* START *

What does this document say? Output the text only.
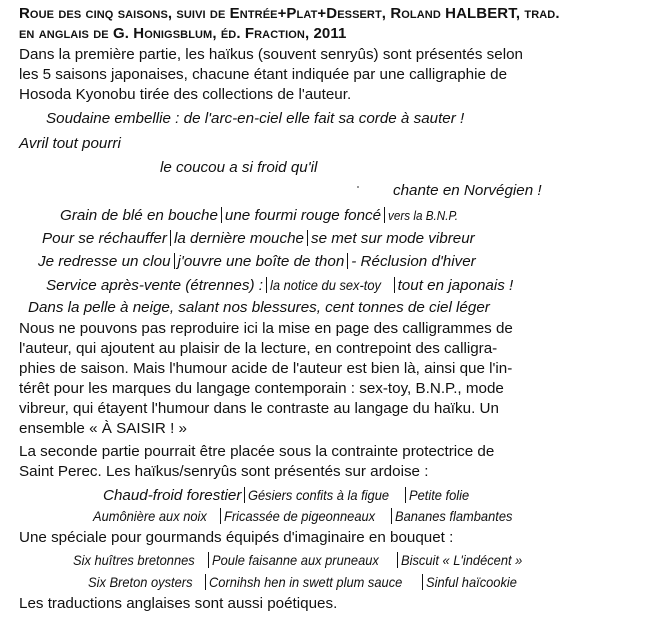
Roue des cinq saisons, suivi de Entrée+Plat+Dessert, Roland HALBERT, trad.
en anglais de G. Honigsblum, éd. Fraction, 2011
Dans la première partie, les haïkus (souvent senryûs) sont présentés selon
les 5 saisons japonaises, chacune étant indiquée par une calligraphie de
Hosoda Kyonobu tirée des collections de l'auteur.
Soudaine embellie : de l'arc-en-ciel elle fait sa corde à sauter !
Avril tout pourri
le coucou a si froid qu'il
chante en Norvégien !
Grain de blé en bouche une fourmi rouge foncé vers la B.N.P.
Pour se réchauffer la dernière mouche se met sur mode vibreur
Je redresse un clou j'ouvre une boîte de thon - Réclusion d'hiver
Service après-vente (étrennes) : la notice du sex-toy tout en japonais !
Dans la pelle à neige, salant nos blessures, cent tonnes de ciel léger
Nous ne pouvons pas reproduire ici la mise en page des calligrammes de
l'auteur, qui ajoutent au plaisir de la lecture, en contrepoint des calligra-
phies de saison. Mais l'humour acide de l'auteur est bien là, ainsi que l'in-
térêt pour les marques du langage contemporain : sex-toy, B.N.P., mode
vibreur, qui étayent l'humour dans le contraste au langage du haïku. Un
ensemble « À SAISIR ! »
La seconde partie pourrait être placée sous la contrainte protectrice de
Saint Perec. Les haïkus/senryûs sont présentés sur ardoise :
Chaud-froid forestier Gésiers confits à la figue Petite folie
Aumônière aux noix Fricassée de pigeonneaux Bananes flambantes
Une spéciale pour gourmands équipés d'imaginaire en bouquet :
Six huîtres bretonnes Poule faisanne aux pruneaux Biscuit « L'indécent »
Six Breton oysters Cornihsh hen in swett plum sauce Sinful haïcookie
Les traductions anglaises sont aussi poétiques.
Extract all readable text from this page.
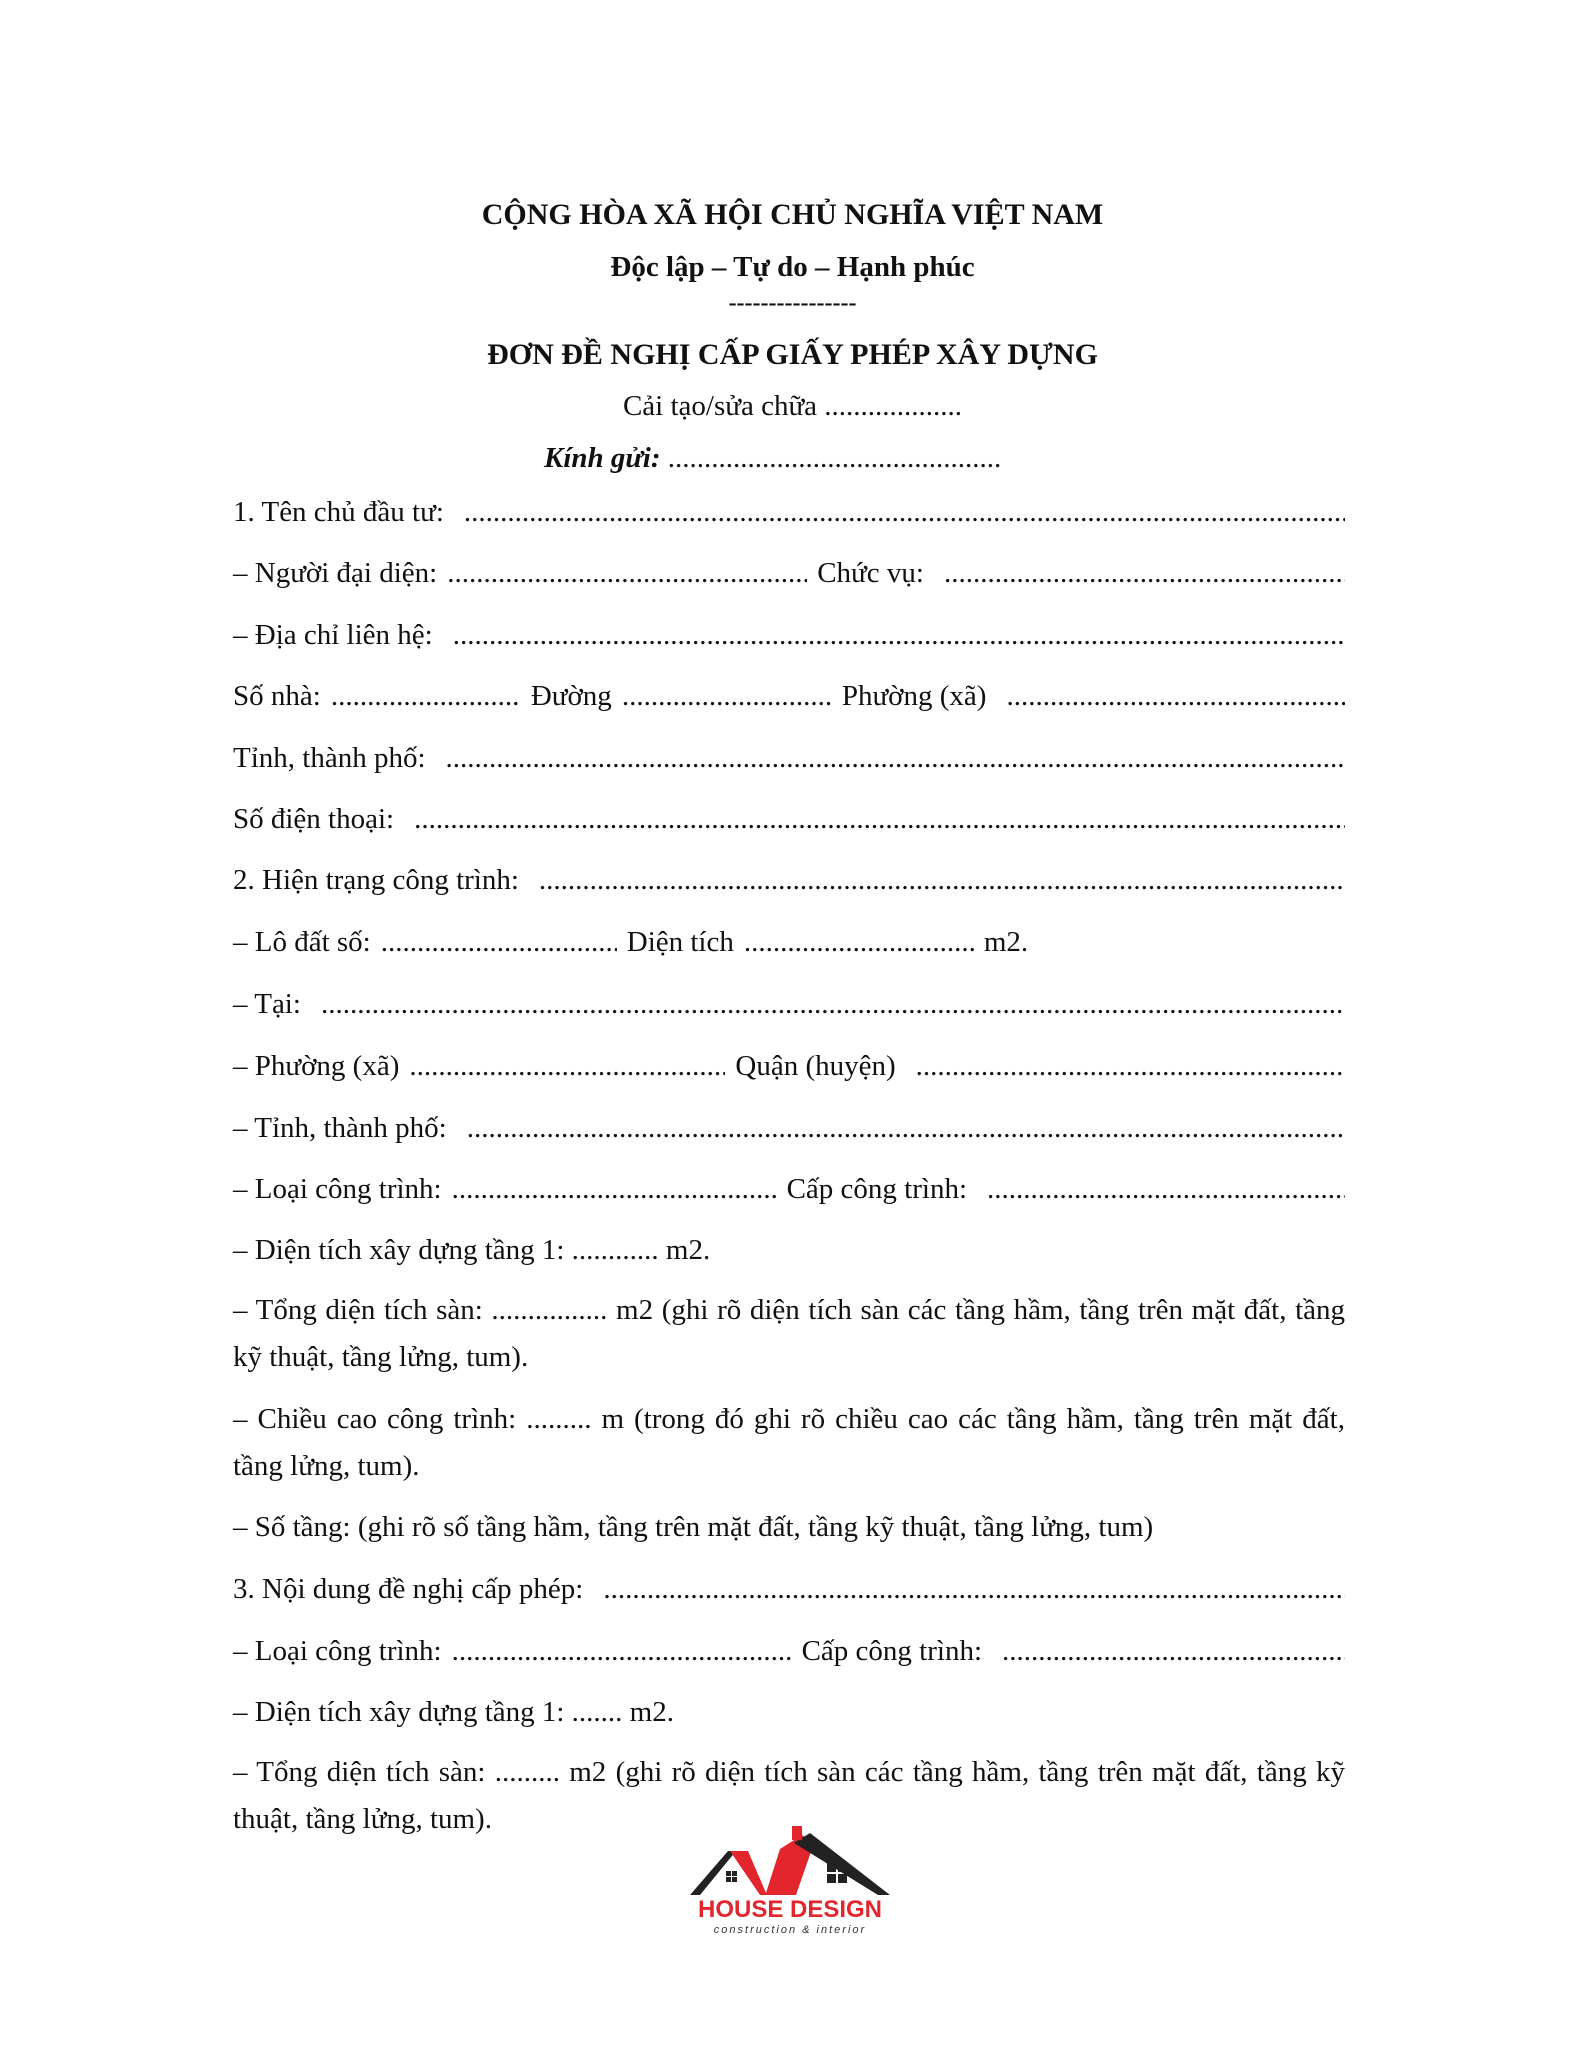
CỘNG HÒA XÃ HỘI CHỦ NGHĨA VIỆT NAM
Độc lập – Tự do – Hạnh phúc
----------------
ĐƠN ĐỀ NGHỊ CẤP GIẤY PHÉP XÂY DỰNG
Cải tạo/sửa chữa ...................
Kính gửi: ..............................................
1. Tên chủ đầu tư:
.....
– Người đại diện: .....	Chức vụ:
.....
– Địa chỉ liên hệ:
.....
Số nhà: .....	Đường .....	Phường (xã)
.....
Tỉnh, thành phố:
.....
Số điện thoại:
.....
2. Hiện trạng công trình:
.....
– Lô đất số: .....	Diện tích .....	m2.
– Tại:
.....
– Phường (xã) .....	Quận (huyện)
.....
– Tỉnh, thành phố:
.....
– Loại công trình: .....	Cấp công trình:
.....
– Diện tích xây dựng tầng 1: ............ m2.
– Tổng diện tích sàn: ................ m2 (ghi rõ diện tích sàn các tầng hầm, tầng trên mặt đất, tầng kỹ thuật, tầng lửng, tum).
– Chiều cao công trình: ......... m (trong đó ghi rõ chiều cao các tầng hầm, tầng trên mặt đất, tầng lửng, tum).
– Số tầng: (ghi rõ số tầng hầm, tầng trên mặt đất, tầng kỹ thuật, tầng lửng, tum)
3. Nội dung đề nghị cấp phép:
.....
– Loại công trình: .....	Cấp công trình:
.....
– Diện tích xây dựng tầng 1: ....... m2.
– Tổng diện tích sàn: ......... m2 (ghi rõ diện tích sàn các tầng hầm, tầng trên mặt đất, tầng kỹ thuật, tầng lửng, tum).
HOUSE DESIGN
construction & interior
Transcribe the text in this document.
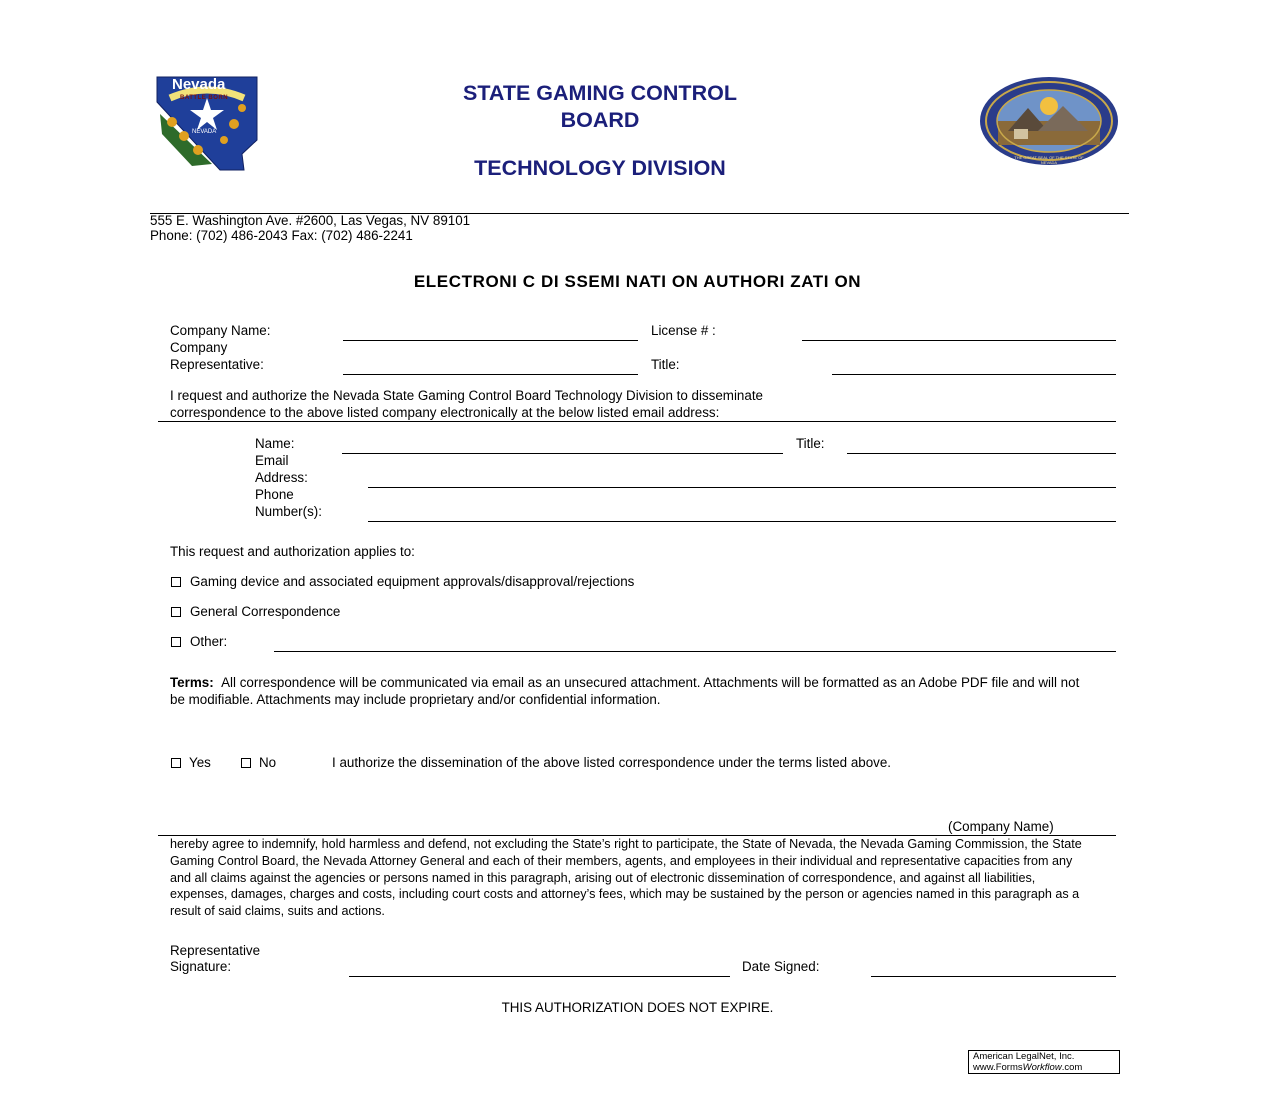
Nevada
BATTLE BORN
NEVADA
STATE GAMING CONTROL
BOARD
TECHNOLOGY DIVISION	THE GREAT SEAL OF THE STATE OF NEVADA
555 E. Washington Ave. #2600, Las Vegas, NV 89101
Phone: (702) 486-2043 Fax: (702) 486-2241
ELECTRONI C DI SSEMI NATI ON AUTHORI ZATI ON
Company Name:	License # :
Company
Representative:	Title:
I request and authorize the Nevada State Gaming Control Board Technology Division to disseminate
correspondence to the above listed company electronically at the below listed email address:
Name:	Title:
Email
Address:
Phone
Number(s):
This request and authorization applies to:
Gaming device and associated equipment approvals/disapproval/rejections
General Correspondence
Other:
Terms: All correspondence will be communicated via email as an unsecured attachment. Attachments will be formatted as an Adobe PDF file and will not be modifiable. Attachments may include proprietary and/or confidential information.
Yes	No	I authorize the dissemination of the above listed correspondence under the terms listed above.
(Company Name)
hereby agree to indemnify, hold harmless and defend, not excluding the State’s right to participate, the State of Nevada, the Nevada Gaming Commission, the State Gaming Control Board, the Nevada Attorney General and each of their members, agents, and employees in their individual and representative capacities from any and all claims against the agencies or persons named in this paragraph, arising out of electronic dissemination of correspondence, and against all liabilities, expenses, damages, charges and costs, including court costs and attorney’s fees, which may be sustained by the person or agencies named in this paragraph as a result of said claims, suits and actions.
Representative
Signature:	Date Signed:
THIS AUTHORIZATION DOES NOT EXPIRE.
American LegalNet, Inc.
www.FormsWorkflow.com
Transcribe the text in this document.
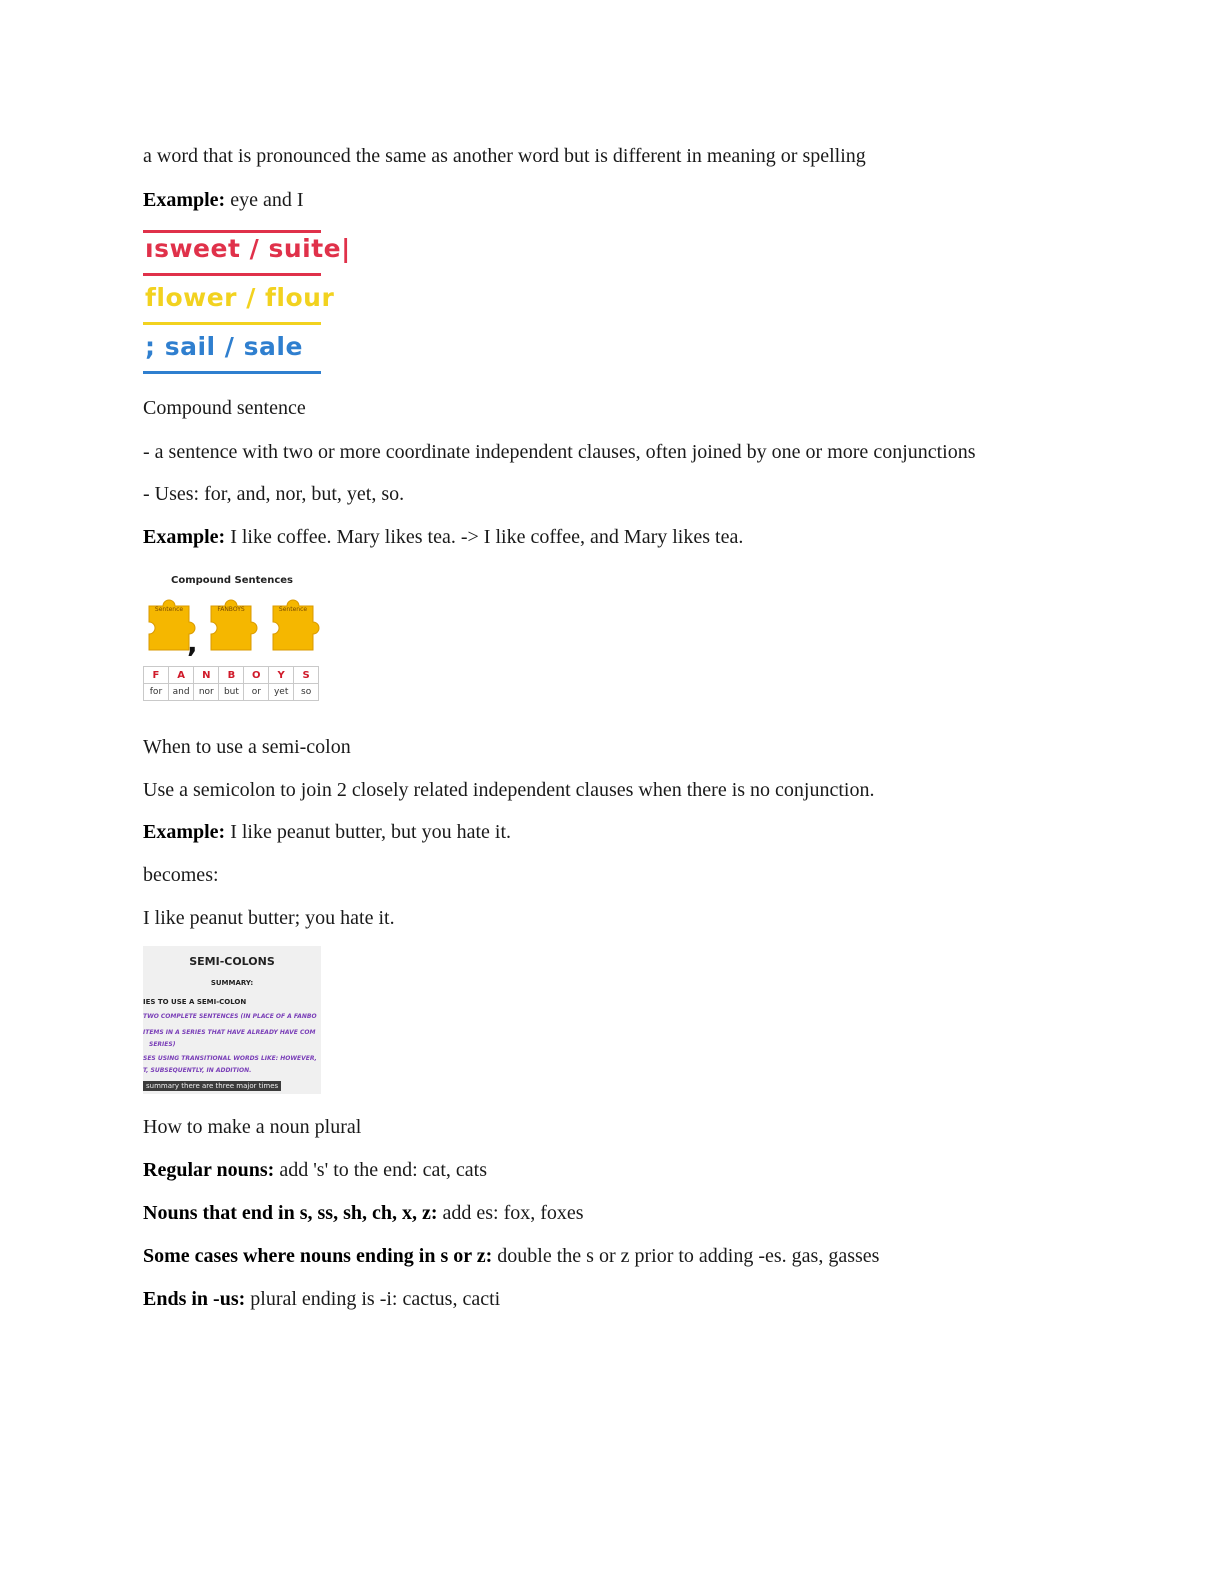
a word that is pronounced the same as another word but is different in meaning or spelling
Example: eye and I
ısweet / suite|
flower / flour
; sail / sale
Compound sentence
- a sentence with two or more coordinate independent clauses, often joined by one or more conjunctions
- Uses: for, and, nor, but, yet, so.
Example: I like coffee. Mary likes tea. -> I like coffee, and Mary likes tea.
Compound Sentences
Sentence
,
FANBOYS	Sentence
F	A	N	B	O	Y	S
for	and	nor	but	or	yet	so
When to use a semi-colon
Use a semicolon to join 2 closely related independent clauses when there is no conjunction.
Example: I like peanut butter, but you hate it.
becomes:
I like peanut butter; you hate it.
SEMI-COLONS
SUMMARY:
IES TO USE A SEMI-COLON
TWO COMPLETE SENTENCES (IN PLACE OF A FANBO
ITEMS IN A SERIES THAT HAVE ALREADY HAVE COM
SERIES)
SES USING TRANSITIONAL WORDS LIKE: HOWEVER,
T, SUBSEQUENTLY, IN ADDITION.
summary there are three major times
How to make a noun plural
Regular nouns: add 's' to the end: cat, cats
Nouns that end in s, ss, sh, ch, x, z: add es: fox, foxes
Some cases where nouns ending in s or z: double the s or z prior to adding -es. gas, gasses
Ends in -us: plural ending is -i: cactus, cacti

* END *

Exercise objective -
Check the data for the word "thuật" and pull out the lines that have it.

Solved exercise -
– Tổng diện tích sàn: ................ m2 (ghi rõ diện tích sàn các tầng hầm, tầng trên mặt đất, tầng kỹ thuật, tầng lửng, tum).
– Số tầng: (ghi rõ số tầng hầm, tầng trên mặt đất, tầng kỹ thuật, tầng lửng, tum)
– Tổng diện tích sàn: ......... m2 (ghi rõ diện tích sàn các tầng hầm, tầng trên mặt đất, tầng kỹ thuật, tầng lửng, tum).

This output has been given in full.